-- BEGIN Provided material --
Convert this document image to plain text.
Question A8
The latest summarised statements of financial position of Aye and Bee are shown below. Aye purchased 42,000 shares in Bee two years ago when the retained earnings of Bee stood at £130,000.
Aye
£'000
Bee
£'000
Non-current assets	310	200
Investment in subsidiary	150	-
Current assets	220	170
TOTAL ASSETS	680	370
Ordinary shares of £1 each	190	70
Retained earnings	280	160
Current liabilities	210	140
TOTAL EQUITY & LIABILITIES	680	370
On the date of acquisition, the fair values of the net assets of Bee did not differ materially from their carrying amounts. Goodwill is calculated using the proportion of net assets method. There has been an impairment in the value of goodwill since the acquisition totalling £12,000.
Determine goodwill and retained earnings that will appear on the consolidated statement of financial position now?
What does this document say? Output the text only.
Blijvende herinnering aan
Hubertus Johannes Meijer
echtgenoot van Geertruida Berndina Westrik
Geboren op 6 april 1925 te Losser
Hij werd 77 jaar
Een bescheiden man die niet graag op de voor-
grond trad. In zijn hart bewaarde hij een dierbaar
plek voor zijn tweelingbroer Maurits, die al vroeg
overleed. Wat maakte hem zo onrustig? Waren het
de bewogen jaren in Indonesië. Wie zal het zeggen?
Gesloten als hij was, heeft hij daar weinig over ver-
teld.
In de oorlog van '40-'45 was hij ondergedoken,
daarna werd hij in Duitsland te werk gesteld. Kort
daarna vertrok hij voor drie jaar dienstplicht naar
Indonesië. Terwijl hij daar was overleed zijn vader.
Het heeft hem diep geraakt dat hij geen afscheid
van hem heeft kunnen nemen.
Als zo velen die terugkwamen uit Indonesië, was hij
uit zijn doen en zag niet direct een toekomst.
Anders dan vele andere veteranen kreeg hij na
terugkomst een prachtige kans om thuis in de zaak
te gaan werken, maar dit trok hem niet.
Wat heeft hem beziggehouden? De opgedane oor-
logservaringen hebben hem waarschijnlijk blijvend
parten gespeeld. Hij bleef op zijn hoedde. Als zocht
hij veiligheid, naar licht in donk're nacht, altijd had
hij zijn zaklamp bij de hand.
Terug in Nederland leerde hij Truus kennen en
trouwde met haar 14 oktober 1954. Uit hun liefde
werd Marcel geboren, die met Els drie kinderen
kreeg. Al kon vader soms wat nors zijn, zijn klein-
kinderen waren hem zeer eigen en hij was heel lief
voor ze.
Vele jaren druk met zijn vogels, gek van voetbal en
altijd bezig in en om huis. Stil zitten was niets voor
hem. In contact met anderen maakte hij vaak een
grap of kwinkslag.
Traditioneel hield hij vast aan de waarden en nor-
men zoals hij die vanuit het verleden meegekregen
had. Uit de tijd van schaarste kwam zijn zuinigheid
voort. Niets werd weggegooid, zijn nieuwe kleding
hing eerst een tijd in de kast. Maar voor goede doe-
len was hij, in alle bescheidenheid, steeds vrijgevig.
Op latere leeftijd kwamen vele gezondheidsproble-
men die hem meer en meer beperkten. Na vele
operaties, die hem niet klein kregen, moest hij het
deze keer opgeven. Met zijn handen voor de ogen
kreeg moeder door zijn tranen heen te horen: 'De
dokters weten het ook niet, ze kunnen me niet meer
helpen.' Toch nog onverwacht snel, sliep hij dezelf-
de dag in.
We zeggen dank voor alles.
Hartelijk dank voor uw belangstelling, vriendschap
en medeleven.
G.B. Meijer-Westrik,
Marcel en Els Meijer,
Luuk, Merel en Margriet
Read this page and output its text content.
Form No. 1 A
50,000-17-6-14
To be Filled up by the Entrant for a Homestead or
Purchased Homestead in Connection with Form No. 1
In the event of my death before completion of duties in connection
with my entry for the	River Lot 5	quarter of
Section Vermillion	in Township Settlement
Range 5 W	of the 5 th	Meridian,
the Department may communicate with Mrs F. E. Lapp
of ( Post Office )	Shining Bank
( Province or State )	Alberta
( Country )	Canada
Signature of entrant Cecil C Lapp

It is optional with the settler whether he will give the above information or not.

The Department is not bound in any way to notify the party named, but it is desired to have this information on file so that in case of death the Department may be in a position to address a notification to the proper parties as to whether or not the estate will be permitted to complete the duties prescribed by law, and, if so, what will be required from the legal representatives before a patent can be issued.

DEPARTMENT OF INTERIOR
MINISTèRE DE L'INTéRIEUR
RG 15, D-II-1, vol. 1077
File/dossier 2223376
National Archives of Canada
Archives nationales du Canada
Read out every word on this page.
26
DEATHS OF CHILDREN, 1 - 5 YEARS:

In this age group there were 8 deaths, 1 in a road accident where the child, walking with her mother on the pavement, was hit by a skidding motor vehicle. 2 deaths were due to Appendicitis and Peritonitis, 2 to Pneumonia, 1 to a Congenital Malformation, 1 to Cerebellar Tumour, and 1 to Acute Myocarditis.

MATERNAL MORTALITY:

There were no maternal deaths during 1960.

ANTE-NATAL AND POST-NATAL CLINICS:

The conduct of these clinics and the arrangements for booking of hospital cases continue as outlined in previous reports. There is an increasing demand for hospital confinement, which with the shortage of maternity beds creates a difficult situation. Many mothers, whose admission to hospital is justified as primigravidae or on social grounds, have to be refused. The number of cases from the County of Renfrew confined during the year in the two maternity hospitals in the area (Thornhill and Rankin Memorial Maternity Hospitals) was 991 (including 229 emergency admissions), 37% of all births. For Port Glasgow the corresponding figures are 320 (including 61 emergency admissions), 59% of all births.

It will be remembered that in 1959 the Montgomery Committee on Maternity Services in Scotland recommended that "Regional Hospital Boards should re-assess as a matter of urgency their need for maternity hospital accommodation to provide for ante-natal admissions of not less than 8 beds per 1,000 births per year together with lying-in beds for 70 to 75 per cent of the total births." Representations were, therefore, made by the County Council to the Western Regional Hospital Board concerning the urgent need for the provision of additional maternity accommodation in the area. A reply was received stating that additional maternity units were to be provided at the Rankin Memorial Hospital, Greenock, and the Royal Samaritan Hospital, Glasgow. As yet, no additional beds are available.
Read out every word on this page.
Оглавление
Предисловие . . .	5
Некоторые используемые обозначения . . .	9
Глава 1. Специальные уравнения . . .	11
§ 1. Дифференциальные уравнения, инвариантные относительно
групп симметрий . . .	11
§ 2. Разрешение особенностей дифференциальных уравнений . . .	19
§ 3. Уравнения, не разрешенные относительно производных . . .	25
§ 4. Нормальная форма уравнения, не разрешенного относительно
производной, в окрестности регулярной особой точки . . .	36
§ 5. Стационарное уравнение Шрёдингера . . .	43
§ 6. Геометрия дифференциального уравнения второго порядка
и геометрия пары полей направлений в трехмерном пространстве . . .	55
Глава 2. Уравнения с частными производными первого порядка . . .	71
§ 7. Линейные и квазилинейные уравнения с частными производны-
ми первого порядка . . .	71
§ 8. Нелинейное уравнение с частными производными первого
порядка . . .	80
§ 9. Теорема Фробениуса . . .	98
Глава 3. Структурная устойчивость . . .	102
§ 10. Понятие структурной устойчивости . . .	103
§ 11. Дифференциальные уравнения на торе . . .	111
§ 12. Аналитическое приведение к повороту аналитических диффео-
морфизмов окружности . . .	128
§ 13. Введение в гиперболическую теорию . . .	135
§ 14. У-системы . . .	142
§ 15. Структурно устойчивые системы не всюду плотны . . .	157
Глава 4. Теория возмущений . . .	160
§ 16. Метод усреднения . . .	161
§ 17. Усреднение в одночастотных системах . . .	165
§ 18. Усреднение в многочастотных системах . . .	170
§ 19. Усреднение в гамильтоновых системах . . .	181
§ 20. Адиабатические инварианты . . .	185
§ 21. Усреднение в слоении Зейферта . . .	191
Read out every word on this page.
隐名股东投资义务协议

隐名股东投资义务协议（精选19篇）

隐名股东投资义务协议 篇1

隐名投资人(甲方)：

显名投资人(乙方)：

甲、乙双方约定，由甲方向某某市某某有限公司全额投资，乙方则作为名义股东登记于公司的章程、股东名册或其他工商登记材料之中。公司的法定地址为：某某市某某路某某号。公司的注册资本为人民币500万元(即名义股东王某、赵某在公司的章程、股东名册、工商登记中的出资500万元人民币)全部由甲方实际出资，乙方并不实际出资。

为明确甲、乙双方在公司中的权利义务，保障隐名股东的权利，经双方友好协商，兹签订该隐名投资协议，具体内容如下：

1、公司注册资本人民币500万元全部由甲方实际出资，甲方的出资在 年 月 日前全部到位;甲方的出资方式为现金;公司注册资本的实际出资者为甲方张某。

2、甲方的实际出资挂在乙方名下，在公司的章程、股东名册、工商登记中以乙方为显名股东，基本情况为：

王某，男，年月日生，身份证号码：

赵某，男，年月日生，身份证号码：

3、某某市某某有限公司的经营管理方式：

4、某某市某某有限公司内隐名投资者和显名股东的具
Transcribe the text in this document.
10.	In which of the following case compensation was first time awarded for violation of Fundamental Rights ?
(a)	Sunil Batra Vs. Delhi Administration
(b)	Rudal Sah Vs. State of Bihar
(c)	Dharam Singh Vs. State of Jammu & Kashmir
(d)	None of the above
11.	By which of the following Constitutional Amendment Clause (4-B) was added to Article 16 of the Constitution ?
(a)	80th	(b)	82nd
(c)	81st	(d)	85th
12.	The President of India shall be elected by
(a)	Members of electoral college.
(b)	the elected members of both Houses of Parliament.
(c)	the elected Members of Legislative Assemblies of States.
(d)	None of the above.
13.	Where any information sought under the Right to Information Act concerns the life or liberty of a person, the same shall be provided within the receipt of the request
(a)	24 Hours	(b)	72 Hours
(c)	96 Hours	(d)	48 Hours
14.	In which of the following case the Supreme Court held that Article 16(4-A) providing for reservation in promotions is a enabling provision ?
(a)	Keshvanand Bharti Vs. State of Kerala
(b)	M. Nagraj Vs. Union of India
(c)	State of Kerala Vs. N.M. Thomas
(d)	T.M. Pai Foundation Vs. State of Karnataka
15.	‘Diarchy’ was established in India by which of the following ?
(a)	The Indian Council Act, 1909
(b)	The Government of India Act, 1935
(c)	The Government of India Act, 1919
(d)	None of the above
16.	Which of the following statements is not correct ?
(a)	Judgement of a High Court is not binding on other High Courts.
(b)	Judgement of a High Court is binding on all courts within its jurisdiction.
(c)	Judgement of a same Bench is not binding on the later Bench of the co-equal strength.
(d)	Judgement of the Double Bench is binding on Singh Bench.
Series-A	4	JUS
-- END Provided material --
Exercise task:
Lines from the one containing "Transcribe the text in this document." through the final line are to be given again verbatim, with nothing before or after.

Expected answer:
Transcribe the text in this document.
10.	In which of the following case compensation was first time awarded for violation of Fundamental Rights ?
(a)	Sunil Batra Vs. Delhi Administration
(b)	Rudal Sah Vs. State of Bihar
(c)	Dharam Singh Vs. State of Jammu & Kashmir
(d)	None of the above
11.	By which of the following Constitutional Amendment Clause (4-B) was added to Article 16 of the Constitution ?
(a)	80th	(b)	82nd
(c)	81st	(d)	85th
12.	The President of India shall be elected by
(a)	Members of electoral college.
(b)	the elected members of both Houses of Parliament.
(c)	the elected Members of Legislative Assemblies of States.
(d)	None of the above.
13.	Where any information sought under the Right to Information Act concerns the life or liberty of a person, the same shall be provided within the receipt of the request
(a)	24 Hours	(b)	72 Hours
(c)	96 Hours	(d)	48 Hours
14.	In which of the following case the Supreme Court held that Article 16(4-A) providing for reservation in promotions is a enabling provision ?
(a)	Keshvanand Bharti Vs. State of Kerala
(b)	M. Nagraj Vs. Union of India
(c)	State of Kerala Vs. N.M. Thomas
(d)	T.M. Pai Foundation Vs. State of Karnataka
15.	‘Diarchy’ was established in India by which of the following ?
(a)	The Indian Council Act, 1909
(b)	The Government of India Act, 1935
(c)	The Government of India Act, 1919
(d)	None of the above
16.	Which of the following statements is not correct ?
(a)	Judgement of a High Court is not binding on other High Courts.
(b)	Judgement of a High Court is binding on all courts within its jurisdiction.
(c)	Judgement of a same Bench is not binding on the later Bench of the co-equal strength.
(d)	Judgement of the Double Bench is binding on Singh Bench.
Series-A	4	JUS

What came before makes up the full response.